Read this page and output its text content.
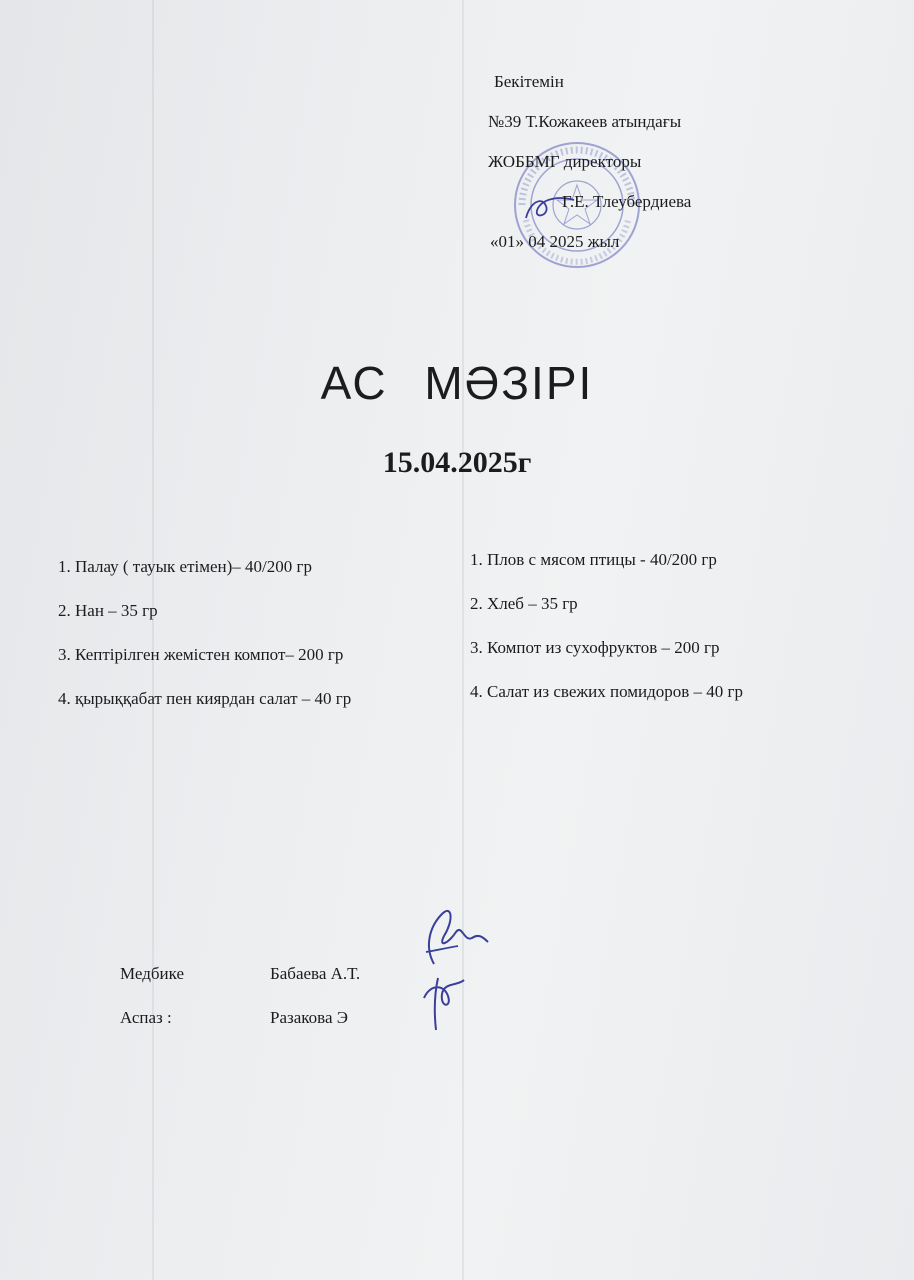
Бекітемін
№39 Т.Кожакеев атындағы
ЖОББМГ директоры
Г.Е. Тлеубердиева
«01» 04 2025 жыл
АС МӘЗІРІ
15.04.2025г
1. Палау ( тауык етімен)– 40/200 гр
2. Нан – 35 гр
3. Кептірілген жемістен компот– 200 гр
4. қырыққабат пен киярдан салат – 40 гр
1. Плов с мясом птицы - 40/200 гр
2. Хлеб – 35 гр
3. Компот из сухофруктов – 200 гр
4. Салат из свежих помидоров – 40 гр
Медбике	Бабаева А.Т.
Аспаз :	Разакова Э
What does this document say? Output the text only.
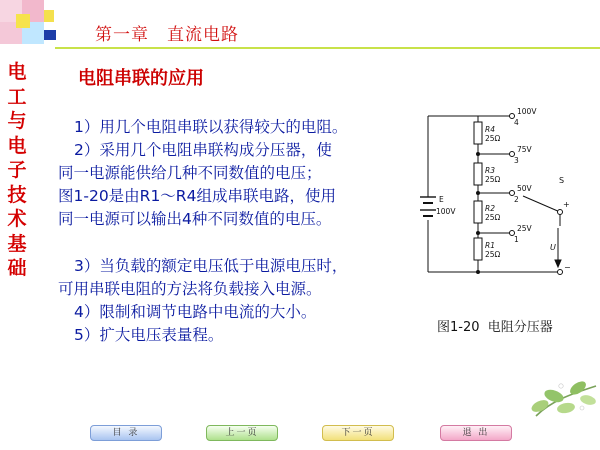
第一章　直流电路
电
工
与
电
子
技
术
基
础
电阻串联的应用
1）用几个电阻串联以获得较大的电阻。
2）采用几个电阻串联构成分压器，使
同一电源能供给几种不同数值的电压；
图1-20是由R1～R4组成串联电路，使用
同一电源可以输出4种不同数值的电压。
3）当负载的额定电压低于电源电压时，
可用串联电阻的方法将负载接入电源。
4）限制和调节电路中电流的大小。
5）扩大电压表量程。
R4
25Ω
R3
25Ω
R2
25Ω
R1
25Ω
100V
4
75V
3
50V
2
25V
1
E
100V
S
+
−
U
图1-20  电阻分压器
目 录	上一页	下一页	退 出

====

● Your instructions: Copy every record character for character. Skip the pictures.

● Result for this exercise:
Read this page and output its text content.
Бекітемін
№39 Т.Кожакеев атындағы
ЖОББМГ директоры
Г.Е. Тлеубердиева
«01» 04 2025 жыл
АС МӘЗІРІ
15.04.2025г
1. Палау ( тауык етімен)– 40/200 гр
2. Нан – 35 гр
3. Кептірілген жемістен компот– 200 гр
4. қырыққабат пен киярдан салат – 40 гр
1. Плов с мясом птицы - 40/200 гр
2. Хлеб – 35 гр
3. Компот из сухофруктов – 200 гр
4. Салат из свежих помидоров – 40 гр
Медбике	Бабаева А.Т.
Аспаз :	Разакова Э
What does this document say? Output the text only.
第一章　直流电路
电
工
与
电
子
技
术
基
础
电阻串联的应用
1）用几个电阻串联以获得较大的电阻。
2）采用几个电阻串联构成分压器，使
同一电源能供给几种不同数值的电压；
图1-20是由R1～R4组成串联电路，使用
同一电源可以输出4种不同数值的电压。
3）当负载的额定电压低于电源电压时，
可用串联电阻的方法将负载接入电源。
4）限制和调节电路中电流的大小。
5）扩大电压表量程。
R4
25Ω
R3
25Ω
R2
25Ω
R1
25Ω
100V
4
75V
3
50V
2
25V
1
E
100V
S
+
−
U
图1-20  电阻分压器
目 录	上一页	下一页	退 出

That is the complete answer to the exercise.